**Input records**

^^^^

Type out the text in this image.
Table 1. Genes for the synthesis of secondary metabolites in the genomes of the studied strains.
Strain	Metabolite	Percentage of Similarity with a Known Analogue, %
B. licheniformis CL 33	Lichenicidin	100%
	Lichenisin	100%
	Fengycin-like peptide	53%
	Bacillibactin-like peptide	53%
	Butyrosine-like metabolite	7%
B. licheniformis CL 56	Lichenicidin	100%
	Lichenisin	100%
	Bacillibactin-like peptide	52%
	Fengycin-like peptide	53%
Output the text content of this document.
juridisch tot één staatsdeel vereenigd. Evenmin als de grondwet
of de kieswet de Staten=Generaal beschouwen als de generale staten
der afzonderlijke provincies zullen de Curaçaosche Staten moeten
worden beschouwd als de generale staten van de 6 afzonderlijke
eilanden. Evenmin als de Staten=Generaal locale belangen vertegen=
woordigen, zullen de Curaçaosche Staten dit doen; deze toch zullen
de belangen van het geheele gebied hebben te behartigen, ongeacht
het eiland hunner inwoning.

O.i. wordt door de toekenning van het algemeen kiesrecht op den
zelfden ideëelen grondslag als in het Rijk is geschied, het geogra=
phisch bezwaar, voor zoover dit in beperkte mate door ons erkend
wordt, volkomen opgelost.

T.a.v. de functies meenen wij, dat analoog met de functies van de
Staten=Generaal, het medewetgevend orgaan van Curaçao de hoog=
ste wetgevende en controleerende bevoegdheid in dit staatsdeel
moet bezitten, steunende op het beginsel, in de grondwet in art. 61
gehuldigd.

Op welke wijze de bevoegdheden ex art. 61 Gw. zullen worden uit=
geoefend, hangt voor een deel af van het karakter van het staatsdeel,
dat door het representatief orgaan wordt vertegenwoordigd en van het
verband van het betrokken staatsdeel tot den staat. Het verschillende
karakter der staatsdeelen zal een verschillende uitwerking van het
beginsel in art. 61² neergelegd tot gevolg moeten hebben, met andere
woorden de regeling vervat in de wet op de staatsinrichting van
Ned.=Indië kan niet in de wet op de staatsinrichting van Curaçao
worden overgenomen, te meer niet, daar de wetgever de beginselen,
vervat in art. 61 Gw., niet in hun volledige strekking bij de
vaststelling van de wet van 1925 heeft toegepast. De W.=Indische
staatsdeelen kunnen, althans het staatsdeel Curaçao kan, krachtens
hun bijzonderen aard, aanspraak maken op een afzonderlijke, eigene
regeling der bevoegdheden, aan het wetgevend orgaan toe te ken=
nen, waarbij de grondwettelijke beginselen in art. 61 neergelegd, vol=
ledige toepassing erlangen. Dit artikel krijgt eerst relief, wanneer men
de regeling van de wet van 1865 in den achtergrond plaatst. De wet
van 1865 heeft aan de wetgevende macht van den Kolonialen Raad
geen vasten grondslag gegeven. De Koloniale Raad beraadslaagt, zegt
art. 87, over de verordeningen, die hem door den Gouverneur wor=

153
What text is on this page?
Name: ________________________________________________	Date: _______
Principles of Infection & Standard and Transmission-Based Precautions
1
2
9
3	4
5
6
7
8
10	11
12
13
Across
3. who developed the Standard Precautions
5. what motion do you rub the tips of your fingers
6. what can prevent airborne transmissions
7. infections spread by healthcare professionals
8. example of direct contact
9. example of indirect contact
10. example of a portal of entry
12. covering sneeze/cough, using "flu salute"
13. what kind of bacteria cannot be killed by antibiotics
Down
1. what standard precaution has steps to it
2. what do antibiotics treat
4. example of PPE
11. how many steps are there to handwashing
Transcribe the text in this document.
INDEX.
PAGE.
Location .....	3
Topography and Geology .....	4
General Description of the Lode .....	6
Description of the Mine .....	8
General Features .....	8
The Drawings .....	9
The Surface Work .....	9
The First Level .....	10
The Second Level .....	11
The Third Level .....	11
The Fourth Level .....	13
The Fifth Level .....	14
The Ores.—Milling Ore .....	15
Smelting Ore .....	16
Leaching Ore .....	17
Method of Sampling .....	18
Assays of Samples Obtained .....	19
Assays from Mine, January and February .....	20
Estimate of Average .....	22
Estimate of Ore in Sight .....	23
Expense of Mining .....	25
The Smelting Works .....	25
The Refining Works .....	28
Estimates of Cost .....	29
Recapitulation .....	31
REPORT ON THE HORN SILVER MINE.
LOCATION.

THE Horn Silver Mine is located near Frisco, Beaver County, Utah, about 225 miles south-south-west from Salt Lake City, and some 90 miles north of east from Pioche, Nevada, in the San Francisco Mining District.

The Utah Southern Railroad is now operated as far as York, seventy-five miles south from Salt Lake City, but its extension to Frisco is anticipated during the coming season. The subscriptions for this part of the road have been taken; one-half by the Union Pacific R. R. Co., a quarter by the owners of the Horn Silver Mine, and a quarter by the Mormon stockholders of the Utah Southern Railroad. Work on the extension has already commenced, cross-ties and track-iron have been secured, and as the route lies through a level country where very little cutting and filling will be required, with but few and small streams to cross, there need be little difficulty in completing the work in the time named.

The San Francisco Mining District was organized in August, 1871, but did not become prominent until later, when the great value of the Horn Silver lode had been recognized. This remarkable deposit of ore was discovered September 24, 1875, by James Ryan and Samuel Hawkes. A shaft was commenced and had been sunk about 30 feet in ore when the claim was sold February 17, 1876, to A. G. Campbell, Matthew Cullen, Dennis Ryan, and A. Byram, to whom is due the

^^^^

**About this exercise**
Look through the entries above and find each line where the word "wordt" occurs; copy those lines.

**Result**
O.i. wordt door de toekenning van het algemeen kiesrecht op den
wordt, volkomen opgelost.
dat door het representatief orgaan wordt vertegenwoordigd en van het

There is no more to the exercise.